(Data extracted from a collection)
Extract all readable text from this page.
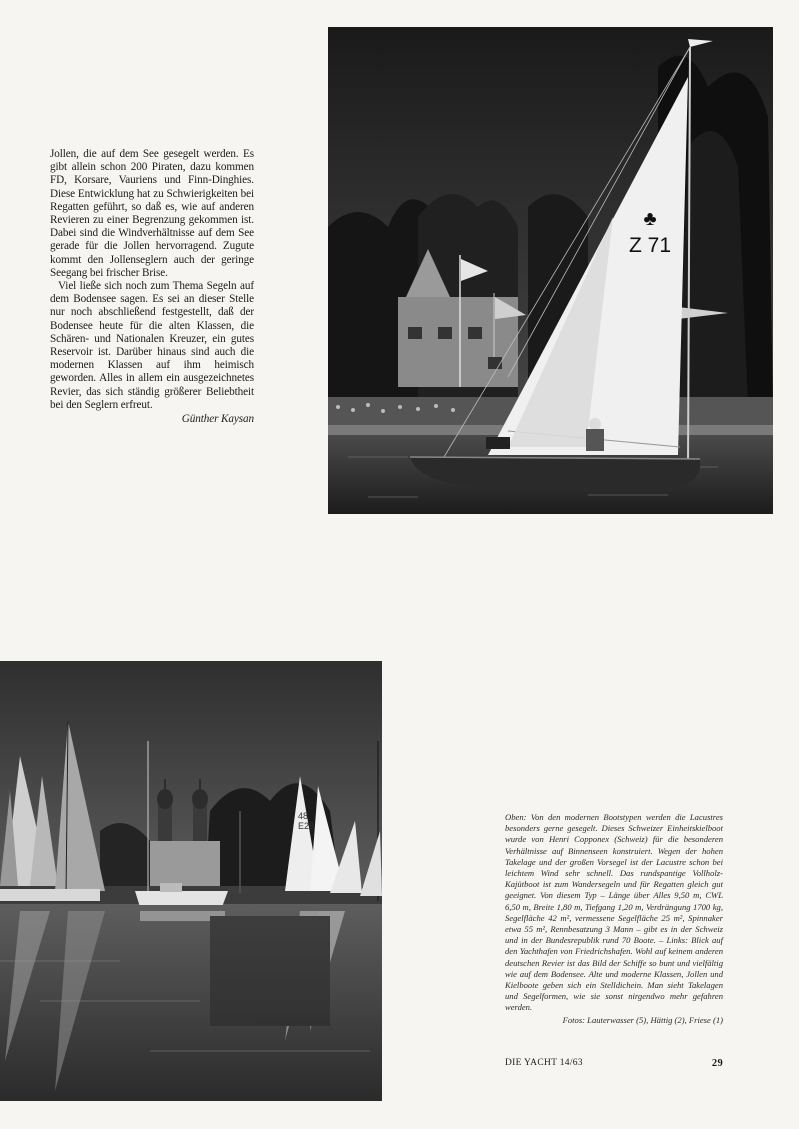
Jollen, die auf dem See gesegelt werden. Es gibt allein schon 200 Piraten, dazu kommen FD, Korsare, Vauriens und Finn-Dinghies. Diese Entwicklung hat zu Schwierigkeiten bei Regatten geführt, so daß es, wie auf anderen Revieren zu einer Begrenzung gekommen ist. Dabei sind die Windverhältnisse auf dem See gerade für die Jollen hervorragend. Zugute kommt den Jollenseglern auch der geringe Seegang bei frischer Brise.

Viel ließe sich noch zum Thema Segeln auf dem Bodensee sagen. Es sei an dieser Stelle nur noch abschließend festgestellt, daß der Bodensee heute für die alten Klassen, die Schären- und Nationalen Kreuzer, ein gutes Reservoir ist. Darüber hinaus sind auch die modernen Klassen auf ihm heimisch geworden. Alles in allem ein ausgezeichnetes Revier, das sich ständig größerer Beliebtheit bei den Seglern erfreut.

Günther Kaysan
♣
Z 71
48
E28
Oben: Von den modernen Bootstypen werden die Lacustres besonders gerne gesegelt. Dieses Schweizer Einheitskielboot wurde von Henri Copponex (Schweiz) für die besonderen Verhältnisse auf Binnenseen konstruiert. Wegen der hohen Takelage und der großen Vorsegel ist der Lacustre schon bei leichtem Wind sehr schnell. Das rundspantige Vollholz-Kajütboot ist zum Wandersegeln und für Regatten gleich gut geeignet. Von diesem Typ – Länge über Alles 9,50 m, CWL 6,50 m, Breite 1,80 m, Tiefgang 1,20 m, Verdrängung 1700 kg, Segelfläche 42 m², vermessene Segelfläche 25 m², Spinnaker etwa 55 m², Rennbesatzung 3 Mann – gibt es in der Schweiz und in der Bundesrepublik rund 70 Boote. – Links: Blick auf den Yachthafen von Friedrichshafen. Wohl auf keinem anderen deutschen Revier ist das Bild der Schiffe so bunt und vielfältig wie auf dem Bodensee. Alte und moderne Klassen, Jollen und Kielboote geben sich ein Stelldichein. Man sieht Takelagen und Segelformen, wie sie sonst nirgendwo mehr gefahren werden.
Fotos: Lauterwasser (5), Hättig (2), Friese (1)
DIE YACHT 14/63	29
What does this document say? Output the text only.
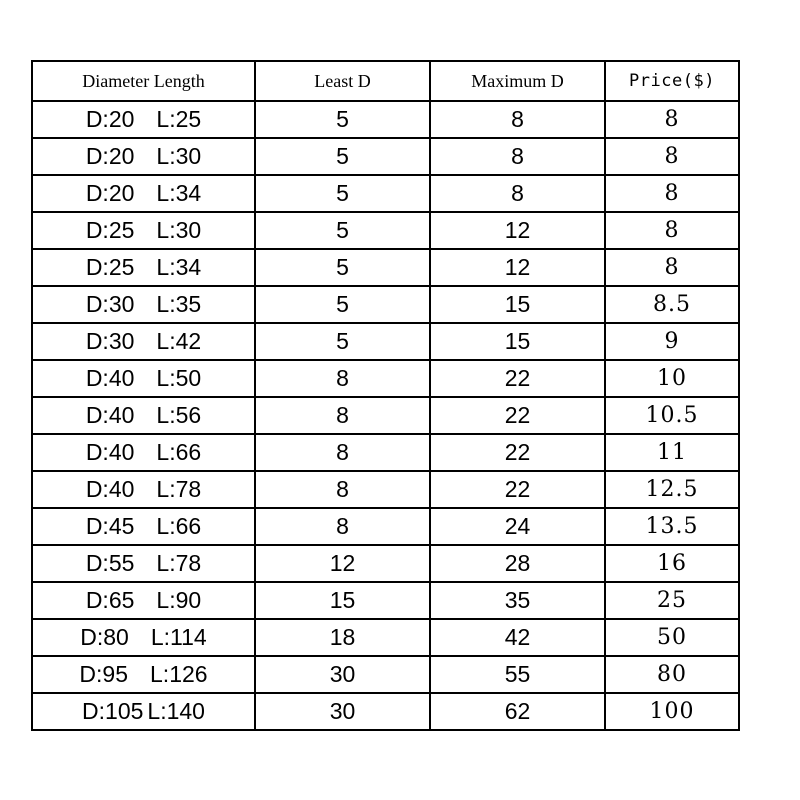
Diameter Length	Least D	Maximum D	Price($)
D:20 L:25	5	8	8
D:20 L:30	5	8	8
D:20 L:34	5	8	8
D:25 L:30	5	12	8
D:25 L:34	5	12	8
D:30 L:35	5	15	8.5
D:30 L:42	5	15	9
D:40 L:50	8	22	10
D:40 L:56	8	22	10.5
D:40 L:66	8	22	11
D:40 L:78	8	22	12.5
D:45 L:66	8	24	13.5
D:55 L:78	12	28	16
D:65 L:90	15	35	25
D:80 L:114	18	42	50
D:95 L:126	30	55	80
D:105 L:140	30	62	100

§ WHAT THIS TASK INVOLVES: Beginning with the line that holds "What does this", extract every line to the end of the material, exactly as it stands, and drop the pictures.

§ EXERCISE SOLUTION:
What does this document say? Output the text only.
Diameter Length	Least D	Maximum D	Price($)
D:20 L:25	5	8	8
D:20 L:30	5	8	8
D:20 L:34	5	8	8
D:25 L:30	5	12	8
D:25 L:34	5	12	8
D:30 L:35	5	15	8.5
D:30 L:42	5	15	9
D:40 L:50	8	22	10
D:40 L:56	8	22	10.5
D:40 L:66	8	22	11
D:40 L:78	8	22	12.5
D:45 L:66	8	24	13.5
D:55 L:78	12	28	16
D:65 L:90	15	35	25
D:80 L:114	18	42	50
D:95 L:126	30	55	80
D:105 L:140	30	62	100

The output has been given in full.